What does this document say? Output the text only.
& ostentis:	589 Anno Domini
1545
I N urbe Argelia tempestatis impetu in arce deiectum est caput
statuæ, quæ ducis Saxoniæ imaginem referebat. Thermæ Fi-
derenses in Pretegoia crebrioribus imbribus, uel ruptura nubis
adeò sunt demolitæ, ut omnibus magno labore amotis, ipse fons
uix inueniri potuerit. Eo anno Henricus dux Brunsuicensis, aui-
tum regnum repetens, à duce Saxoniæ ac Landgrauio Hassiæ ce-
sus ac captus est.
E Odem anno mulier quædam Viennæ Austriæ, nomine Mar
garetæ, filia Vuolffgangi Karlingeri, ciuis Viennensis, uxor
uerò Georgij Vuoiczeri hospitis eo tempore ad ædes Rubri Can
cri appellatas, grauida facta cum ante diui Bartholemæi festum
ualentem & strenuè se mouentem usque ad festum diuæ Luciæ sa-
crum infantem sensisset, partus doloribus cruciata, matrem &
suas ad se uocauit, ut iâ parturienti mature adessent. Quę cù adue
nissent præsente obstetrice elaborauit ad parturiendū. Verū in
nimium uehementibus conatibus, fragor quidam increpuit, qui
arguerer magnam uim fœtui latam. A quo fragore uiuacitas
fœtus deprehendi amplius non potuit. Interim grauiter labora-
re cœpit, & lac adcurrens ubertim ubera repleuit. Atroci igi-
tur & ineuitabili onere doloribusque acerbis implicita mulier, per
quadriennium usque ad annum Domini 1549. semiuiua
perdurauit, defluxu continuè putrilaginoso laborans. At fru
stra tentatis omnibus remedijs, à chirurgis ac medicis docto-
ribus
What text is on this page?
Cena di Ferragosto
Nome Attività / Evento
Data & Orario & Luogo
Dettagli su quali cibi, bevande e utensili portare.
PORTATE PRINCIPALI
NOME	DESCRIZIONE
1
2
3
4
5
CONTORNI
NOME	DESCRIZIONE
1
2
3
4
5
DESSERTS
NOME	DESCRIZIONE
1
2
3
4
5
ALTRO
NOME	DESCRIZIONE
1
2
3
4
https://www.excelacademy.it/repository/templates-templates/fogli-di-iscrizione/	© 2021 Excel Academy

=====

=== Set problem ===
Look for the word "mulier" and return every line where it occurs.

=== Task result ===
E Odem anno mulier quædam Viennæ Austriæ, nomine Mar
tur & ineuitabili onere doloribusque acerbis implicita mulier, per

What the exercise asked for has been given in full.